Exclude the pictures from your copy, and reproduce each entry below verbatim.

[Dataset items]
- Opening Delimiter -

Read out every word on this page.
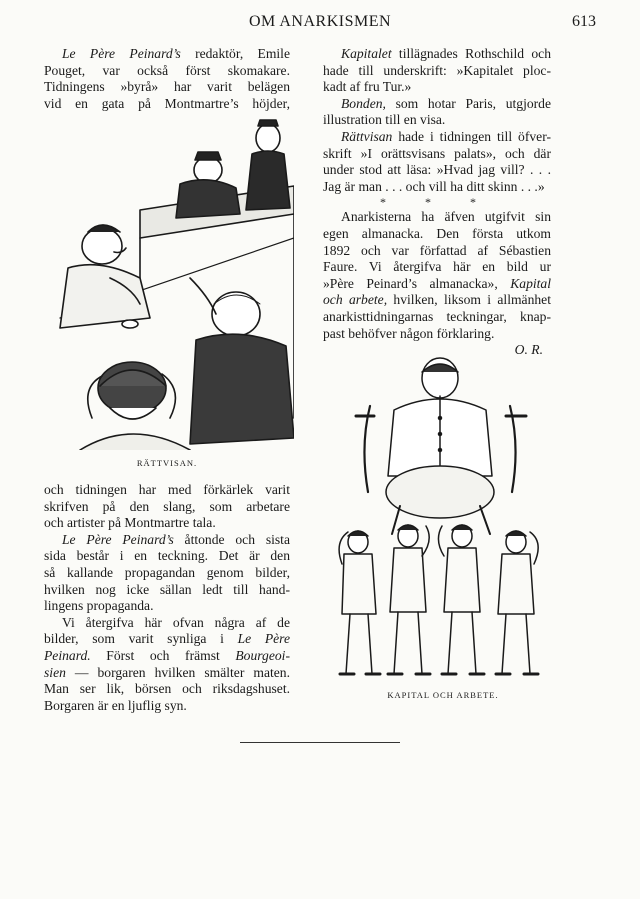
OM ANARKISMEN	613

Le Père Peinard’s redaktör, Emile

Pouget, var också först skomakare.

Tidningens »byrå» har varit belägen

vid en gata på Montmartre’s höjder,

RÄTTVISAN.

och tidningen har med förkärlek varit

skrifven på den slang, som arbetare

och artister på Montmartre tala.

Le Père Peinard’s åttonde och sista

sida består i en teckning. Det är den

så kallande propagandan genom bilder,

hvilken nog icke sällan ledt till hand-

lingens propaganda.

Vi återgifva här ofvan några af de

bilder, som varit synliga i Le Père

Peinard. Först och främst Bourgeoi-

sien — borgaren hvilken smälter maten.

Man ser lik, börsen och riksdagshuset.

Borgaren är en ljuflig syn.

Kapitalet tillägnades Rothschild och

hade till underskrift: »Kapitalet ploc-

kadt af fru Tur.»

Bonden, som hotar Paris, utgjorde

illustration till en visa.

Rättvisan hade i tidningen till öfver-

skrift »I orättsvisans palats», och där

under stod att läsa: »Hvad jag vill? . . .

Jag är man . . . och vill ha ditt skinn . . .»

* * *

Anarkisterna ha äfven utgifvit sin

egen almanacka. Den första utkom

1892 och var författad af Sébastien

Faure. Vi återgifva här en bild ur

»Père Peinard’s almanacka», Kapital

och arbete, hvilken, liksom i allmänhet

anarkisttidningarnas teckningar, knap-

past behöfver någon förklaring.

O. R.

KAPITAL OCH ARBETE.
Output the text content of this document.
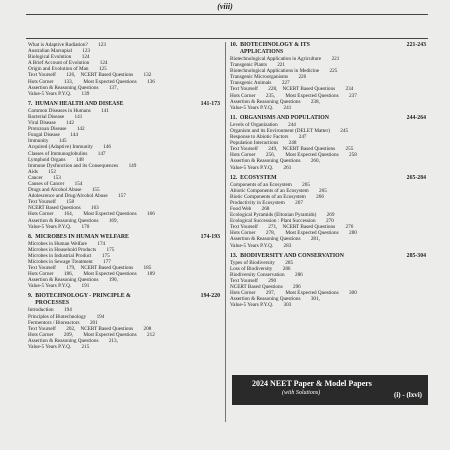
(viii)
What is Adaptive Radiation?        123
Australian Marsupial        123
Biological Evolution        124
A Brief Account of Evolution        124
Origin and Evolution of Man        125
Text Yourself        126,    NCERT Based Questions        132
Hots Corner        133,        Most Expected Questions        136
Assertion & Reasoning Questions        137,
Value-5 Years P.Y.Q.        139
7.  HUMAN HEALTH AND DISEASE	141-173
Common Diseases in Humans        141
Bacterial Disease        141
Viral Disease        142
Protozoan Disease        142
Fungal Disease        144
Immunity        145
Acquired (Adaptive) Immunity        146
Classes of Immunoglobulins        147
Lymphoid Organs        148
Immune Dysfunction and its Consequences        149
Aids        152
Cancer        153
Causes of Cancer        154
Drugs and Alcohol Abuse        155
Adolescence and Drug/Alcohol Abuse        157
Text Yourself        158
NCERT Based Questions        163
Hots Corner        164,        Most Expected Questions        166
Assertion & Reasoning Questions        169,
Value-5 Years P.Y.Q.        170
8.  MICROBES IN HUMAN WELFARE	174-193
Microbes in Human Welfare        174
Microbes in Household Products        175
Microbes in Industrial Product        175
Microbes in Sewage Treatment        177
Text Yourself        179,    NCERT Based Questions        185
Hots Corner        186,        Most Expected Questions        189
Assertion & Reasoning Questions        190,
Value-5 Years P.Y.Q.        191
9.  BIOTECHNOLOGY - PRINCIPLE &
PROCESSES
194-220
Introduction        194
Principles of Biotechnology        194
Fermentors / Bioreactors        201
Text Yourself        202,    NCERT Based Questions        208
Hots Corner        209,        Most Expected Questions        212
Assertion & Reasoning Questions        213,
Value-5 Years P.Y.Q.        215
10.  BIOTECHNOLOGY & ITS
APPLICATIONS
221-243
Biotechnological Application in Agriculture        221
Transgenic Plants        221
Biotechnological Applications in Medicine        225
Transgenic Microorganisms        226
Transgenic Animals        227
Text Yourself        228,    NCERT Based Questions        234
Hots Corner        235,        Most Expected Questions        237
Assertion & Reasoning Questions        238,
Value-5 Years P.Y.Q.        241
11.  ORGANISMS AND POPULATION	244-264
Levels of Organization        244
Organism and its Environment (DELET Matter)        245
Response to Abiotic Factors        247
Population Interactions        248
Text Yourself        249,    NCERT Based Questions        255
Hots Corner        256,        Most Expected Questions        258
Assertion & Reasoning Questions        260,
Value-5 Years P.Y.Q.        261
12.  ECOSYSTEM	265-284
Components of an Ecosystem        265
Abiotic Components of an Ecosystem        265
Biotic Components of an Ecosystem        266
Productivity in Ecosystem        267
Food Web        268
Ecological Pyramids (Eltonian Pyramids)        269
Ecological Succession : Plant Succession        270
Text Yourself        271,    NCERT Based Questions        276
Hots Corner        278,        Most Expected Questions        280
Assertion & Reasoning Questions        281,
Value-5 Years P.Y.Q.        283
13.  BIODIVERSITY AND CONSERVATION	285-304
Types of Biodiversity        285
Loss of Biodiversity        286
Biodiversity Conservation        286
Text Yourself        290
NCERT Based Questions        296
Hots Corner        297,        Most Expected Questions        300
Assertion & Reasoning Questions        301,
Value-5 Years P.Y.Q.        303
2024 NEET Paper & Model Papers
(with Solutions)	(i) - (lxvi)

- Closing Delimiter -

* RESULT
Read out every word on this page.
OM ANARKISMEN	613

Le Père Peinard’s redaktör, Emile

Pouget, var också först skomakare.

Tidningens »byrå» har varit belägen

vid en gata på Montmartre’s höjder,

RÄTTVISAN.

och tidningen har med förkärlek varit

skrifven på den slang, som arbetare

och artister på Montmartre tala.

Le Père Peinard’s åttonde och sista

sida består i en teckning. Det är den

så kallande propagandan genom bilder,

hvilken nog icke sällan ledt till hand-

lingens propaganda.

Vi återgifva här ofvan några af de

bilder, som varit synliga i Le Père

Peinard. Först och främst Bourgeoi-

sien — borgaren hvilken smälter maten.

Man ser lik, börsen och riksdagshuset.

Borgaren är en ljuflig syn.

Kapitalet tillägnades Rothschild och

hade till underskrift: »Kapitalet ploc-

kadt af fru Tur.»

Bonden, som hotar Paris, utgjorde

illustration till en visa.

Rättvisan hade i tidningen till öfver-

skrift »I orättsvisans palats», och där

under stod att läsa: »Hvad jag vill? . . .

Jag är man . . . och vill ha ditt skinn . . .»

* * *

Anarkisterna ha äfven utgifvit sin

egen almanacka. Den första utkom

1892 och var författad af Sébastien

Faure. Vi återgifva här en bild ur

»Père Peinard’s almanacka», Kapital

och arbete, hvilken, liksom i allmänhet

anarkisttidningarnas teckningar, knap-

past behöfver någon förklaring.

O. R.

KAPITAL OCH ARBETE.
Output the text content of this document.
(viii)
What is Adaptive Radiation?        123
Australian Marsupial        123
Biological Evolution        124
A Brief Account of Evolution        124
Origin and Evolution of Man        125
Text Yourself        126,    NCERT Based Questions        132
Hots Corner        133,        Most Expected Questions        136
Assertion & Reasoning Questions        137,
Value-5 Years P.Y.Q.        139
7.  HUMAN HEALTH AND DISEASE	141-173
Common Diseases in Humans        141
Bacterial Disease        141
Viral Disease        142
Protozoan Disease        142
Fungal Disease        144
Immunity        145
Acquired (Adaptive) Immunity        146
Classes of Immunoglobulins        147
Lymphoid Organs        148
Immune Dysfunction and its Consequences        149
Aids        152
Cancer        153
Causes of Cancer        154
Drugs and Alcohol Abuse        155
Adolescence and Drug/Alcohol Abuse        157
Text Yourself        158
NCERT Based Questions        163
Hots Corner        164,        Most Expected Questions        166
Assertion & Reasoning Questions        169,
Value-5 Years P.Y.Q.        170
8.  MICROBES IN HUMAN WELFARE	174-193
Microbes in Human Welfare        174
Microbes in Household Products        175
Microbes in Industrial Product        175
Microbes in Sewage Treatment        177
Text Yourself        179,    NCERT Based Questions        185
Hots Corner        186,        Most Expected Questions        189
Assertion & Reasoning Questions        190,
Value-5 Years P.Y.Q.        191
9.  BIOTECHNOLOGY - PRINCIPLE &
PROCESSES
194-220
Introduction        194
Principles of Biotechnology        194
Fermentors / Bioreactors        201
Text Yourself        202,    NCERT Based Questions        208
Hots Corner        209,        Most Expected Questions        212
Assertion & Reasoning Questions        213,
Value-5 Years P.Y.Q.        215
10.  BIOTECHNOLOGY & ITS
APPLICATIONS
221-243
Biotechnological Application in Agriculture        221
Transgenic Plants        221
Biotechnological Applications in Medicine        225
Transgenic Microorganisms        226
Transgenic Animals        227
Text Yourself        228,    NCERT Based Questions        234
Hots Corner        235,        Most Expected Questions        237
Assertion & Reasoning Questions        238,
Value-5 Years P.Y.Q.        241
11.  ORGANISMS AND POPULATION	244-264
Levels of Organization        244
Organism and its Environment (DELET Matter)        245
Response to Abiotic Factors        247
Population Interactions        248
Text Yourself        249,    NCERT Based Questions        255
Hots Corner        256,        Most Expected Questions        258
Assertion & Reasoning Questions        260,
Value-5 Years P.Y.Q.        261
12.  ECOSYSTEM	265-284
Components of an Ecosystem        265
Abiotic Components of an Ecosystem        265
Biotic Components of an Ecosystem        266
Productivity in Ecosystem        267
Food Web        268
Ecological Pyramids (Eltonian Pyramids)        269
Ecological Succession : Plant Succession        270
Text Yourself        271,    NCERT Based Questions        276
Hots Corner        278,        Most Expected Questions        280
Assertion & Reasoning Questions        281,
Value-5 Years P.Y.Q.        283
13.  BIODIVERSITY AND CONSERVATION	285-304
Types of Biodiversity        285
Loss of Biodiversity        286
Biodiversity Conservation        286
Text Yourself        290
NCERT Based Questions        296
Hots Corner        297,        Most Expected Questions        300
Assertion & Reasoning Questions        301,
Value-5 Years P.Y.Q.        303
2024 NEET Paper & Model Papers
(with Solutions)	(i) - (lxvi)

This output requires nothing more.